═════ Passage provided

I have a count(*) that I get OOM:
Error: org.apache.hive.service.cli.HiveSQLException: Error while processing statement: FAILED: Execution Error, return code 2 from org.apache.hadoop.hive.ql.exec.tez.TezTask. Vertex failed, vertexName=Map 1, vertexId=vertex_1525980884509_183392_1_00, diagnostics=[Task failed, taskId=task_1525980884509_183392_1_00_000056, diagnostics=[TaskAttempt 0 failed, info=[Container container_1525980884509_183392_01_000104 finished with diagnostics set to [Container failed, exitCode=-104. Container [pid=32165,containerID=container_1525980884509_183392_01_000104] is running beyond physical memory limits. Current usage: 1.7 GB of 1.5 GB physical memory used; 3.5 GB of 7.5 GB virtual memory used. Killing container.
I know I can just increase my mapper container size but trying to understand this a little better.

══════════
═════ Raw data

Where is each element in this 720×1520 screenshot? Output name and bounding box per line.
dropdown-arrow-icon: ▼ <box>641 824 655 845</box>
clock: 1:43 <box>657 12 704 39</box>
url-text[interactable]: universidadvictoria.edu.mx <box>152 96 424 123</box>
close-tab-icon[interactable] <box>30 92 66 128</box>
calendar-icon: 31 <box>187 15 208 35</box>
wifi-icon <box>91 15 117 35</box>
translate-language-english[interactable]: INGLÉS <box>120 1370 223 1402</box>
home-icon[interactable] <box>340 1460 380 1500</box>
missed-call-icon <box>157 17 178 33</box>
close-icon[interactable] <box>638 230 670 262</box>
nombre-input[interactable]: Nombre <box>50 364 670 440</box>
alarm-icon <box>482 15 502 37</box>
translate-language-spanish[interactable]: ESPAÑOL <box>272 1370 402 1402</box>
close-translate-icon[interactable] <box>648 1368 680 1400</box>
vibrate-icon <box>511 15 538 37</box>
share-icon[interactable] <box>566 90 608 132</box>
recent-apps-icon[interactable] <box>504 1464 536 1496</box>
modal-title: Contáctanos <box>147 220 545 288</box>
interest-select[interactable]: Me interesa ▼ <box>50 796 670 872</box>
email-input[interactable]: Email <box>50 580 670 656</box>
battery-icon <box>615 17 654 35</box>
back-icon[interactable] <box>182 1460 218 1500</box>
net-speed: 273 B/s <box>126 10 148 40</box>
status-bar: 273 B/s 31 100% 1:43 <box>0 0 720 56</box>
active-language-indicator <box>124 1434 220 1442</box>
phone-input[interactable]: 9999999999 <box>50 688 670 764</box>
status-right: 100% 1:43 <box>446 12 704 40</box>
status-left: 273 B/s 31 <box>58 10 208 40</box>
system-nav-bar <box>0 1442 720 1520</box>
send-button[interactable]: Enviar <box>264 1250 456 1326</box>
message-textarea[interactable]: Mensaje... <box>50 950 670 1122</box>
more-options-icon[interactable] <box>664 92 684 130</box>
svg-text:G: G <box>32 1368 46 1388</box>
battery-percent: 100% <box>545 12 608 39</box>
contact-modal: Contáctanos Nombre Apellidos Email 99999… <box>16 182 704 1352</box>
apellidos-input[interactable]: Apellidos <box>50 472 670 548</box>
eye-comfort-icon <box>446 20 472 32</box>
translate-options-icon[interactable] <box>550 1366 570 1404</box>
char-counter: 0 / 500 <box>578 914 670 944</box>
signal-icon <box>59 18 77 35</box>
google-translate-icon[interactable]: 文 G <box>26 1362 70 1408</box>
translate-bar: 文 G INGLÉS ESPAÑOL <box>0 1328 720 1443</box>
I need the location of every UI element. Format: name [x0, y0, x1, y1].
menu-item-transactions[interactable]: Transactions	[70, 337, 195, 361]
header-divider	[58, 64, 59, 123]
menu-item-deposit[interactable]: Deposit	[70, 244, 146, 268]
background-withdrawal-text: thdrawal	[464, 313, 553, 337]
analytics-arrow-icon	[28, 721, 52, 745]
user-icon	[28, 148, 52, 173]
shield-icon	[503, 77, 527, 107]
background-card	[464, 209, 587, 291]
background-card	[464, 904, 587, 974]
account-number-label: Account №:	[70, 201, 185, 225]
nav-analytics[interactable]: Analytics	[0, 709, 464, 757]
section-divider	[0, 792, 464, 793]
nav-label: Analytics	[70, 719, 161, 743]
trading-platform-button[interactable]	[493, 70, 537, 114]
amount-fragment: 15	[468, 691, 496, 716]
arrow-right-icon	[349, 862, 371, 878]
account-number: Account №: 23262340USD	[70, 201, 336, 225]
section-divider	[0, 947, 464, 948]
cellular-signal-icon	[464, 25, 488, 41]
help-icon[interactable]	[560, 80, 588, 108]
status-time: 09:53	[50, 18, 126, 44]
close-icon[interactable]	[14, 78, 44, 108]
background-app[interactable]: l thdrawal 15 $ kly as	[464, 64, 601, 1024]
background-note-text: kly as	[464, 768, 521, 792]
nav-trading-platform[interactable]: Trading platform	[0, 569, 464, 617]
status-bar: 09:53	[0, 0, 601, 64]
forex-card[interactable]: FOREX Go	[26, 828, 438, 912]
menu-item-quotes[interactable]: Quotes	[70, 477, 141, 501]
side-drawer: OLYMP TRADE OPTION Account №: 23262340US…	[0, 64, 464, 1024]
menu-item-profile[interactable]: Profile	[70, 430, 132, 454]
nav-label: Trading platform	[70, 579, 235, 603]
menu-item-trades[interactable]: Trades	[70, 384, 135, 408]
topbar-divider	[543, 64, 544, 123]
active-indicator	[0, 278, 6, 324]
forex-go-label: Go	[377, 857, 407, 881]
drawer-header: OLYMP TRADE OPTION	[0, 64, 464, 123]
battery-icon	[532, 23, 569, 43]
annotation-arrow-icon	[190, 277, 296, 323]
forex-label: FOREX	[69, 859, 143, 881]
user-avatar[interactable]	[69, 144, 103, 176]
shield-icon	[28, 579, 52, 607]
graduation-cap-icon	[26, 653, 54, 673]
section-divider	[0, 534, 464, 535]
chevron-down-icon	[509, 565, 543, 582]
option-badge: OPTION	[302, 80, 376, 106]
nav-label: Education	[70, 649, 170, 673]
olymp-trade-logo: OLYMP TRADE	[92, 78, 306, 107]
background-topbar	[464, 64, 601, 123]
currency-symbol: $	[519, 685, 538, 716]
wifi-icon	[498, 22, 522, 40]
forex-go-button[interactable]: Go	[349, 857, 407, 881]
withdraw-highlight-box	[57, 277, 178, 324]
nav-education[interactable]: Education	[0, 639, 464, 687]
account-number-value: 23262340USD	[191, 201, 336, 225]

══════════

Actions to take:
(1) According to the Hive error post, how much physical memory was the container using, and what was its limit?
(2) List every memory quantity that appears in the Hive error post, noting what each one refers to.
(3) Extend the Hive error post from its final sentence.

Responses in order:
(1) The container was using 1.7 GB of physical memory against a 1.5 GB limit.

(2)
- 1.7 GB: physical memory currently used
- 1.5 GB: physical memory limit
- 3.5 GB: virtual memory currently used
- 7.5 GB: virtual memory limit

(3)
By default, the number of mappers is set to 48 which is being set by
- tez.grouping.max-size(default 1073741824 which is 1GB)
The total file size is 48GB so thats how i get the 48 mappers
I set set tez.grouping.max-size=52428800;
and this increased the number of mappers to ~750 but I still get the same OOM issue:
Current usage: 1.7 GB of 1.5 GB physical memory used; 3.5 GB of 7.5 GB virtual memory used. Killing container.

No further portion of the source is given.